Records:
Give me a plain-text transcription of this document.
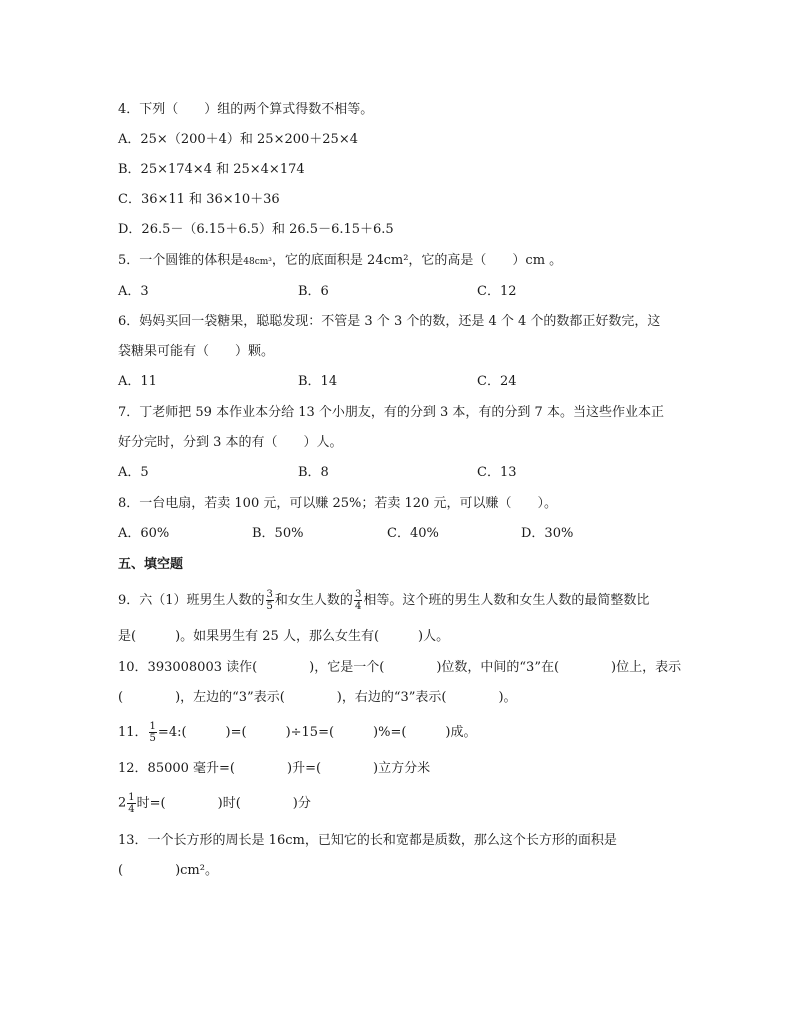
4．下列（　　）组的两个算式得数不相等。
A．25×（200＋4）和 25×200＋25×4
B．25×174×4 和 25×4×174
C．36×11 和 36×10＋36
D．26.5－（6.15＋6.5）和 26.5－6.15＋6.5
5．一个圆锥的体积是48cm³，它的底面积是 24cm²，它的高是（　　）cm 。
A．3	B．6	C．12
6．妈妈买回一袋糖果，聪聪发现：不管是 3 个 3 个的数，还是 4 个 4 个的数都正好数完，这
袋糖果可能有（　　）颗。
A．11	B．14	C．24
7．丁老师把 59 本作业本分给 13 个小朋友，有的分到 3 本，有的分到 7 本。当这些作业本正
好分完时，分到 3 本的有（　　）人。
A．5	B．8	C．13
8．一台电扇，若卖 100 元，可以赚 25%；若卖 120 元，可以赚（　　）。
A．60%	B．50%	C．40%	D．30%
五、填空题
9．六（1）班男生人数的 $\frac{3}{5}$ 和女生人数的 $\frac{3}{4}$ 相等。这个班的男生人数和女生人数的最简整数比
是(　　　)。如果男生有 25 人，那么女生有(　　　)人。
10．393008003 读作(　　　　)，它是一个(　　　　)位数，中间的“3”在(　　　　)位上，表示
(　　　　)，左边的“3”表示(　　　　)，右边的“3”表示(　　　　)。
11． $\frac{1}{5}$ =4:(　　　)=(　　　)÷15=(　　　)%=(　　　)成。
12．85000 毫升=(　　　　)升=(　　　　)立方分米
$2 \frac{1}{4}$ 时=(　　　　)时(　　　　)分
13．一个长方形的周长是 16cm，已知它的长和宽都是质数，那么这个长方形的面积是
(　　　　)cm²。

TASK BRIEF:
All entries are to be retyped exactly. Omit any embedded images.

WRITTEN REPLY:
Give me a plain-text transcription of this document.
4．下列（　　）组的两个算式得数不相等。
A．25×（200＋4）和 25×200＋25×4
B．25×174×4 和 25×4×174
C．36×11 和 36×10＋36
D．26.5－（6.15＋6.5）和 26.5－6.15＋6.5
5．一个圆锥的体积是48cm³，它的底面积是 24cm²，它的高是（　　）cm 。
A．3	B．6	C．12
6．妈妈买回一袋糖果，聪聪发现：不管是 3 个 3 个的数，还是 4 个 4 个的数都正好数完，这
袋糖果可能有（　　）颗。
A．11	B．14	C．24
7．丁老师把 59 本作业本分给 13 个小朋友，有的分到 3 本，有的分到 7 本。当这些作业本正
好分完时，分到 3 本的有（　　）人。
A．5	B．8	C．13
8．一台电扇，若卖 100 元，可以赚 25%；若卖 120 元，可以赚（　　）。
A．60%	B．50%	C．40%	D．30%
五、填空题
9．六（1）班男生人数的 $\frac{3}{5}$ 和女生人数的 $\frac{3}{4}$ 相等。这个班的男生人数和女生人数的最简整数比
是(　　　)。如果男生有 25 人，那么女生有(　　　)人。
10．393008003 读作(　　　　)，它是一个(　　　　)位数，中间的“3”在(　　　　)位上，表示
(　　　　)，左边的“3”表示(　　　　)，右边的“3”表示(　　　　)。
11． $\frac{1}{5}$ =4:(　　　)=(　　　)÷15=(　　　)%=(　　　)成。
12．85000 毫升=(　　　　)升=(　　　　)立方分米
$2 \frac{1}{4}$ 时=(　　　　)时(　　　　)分
13．一个长方形的周长是 16cm，已知它的长和宽都是质数，那么这个长方形的面积是
(　　　　)cm²。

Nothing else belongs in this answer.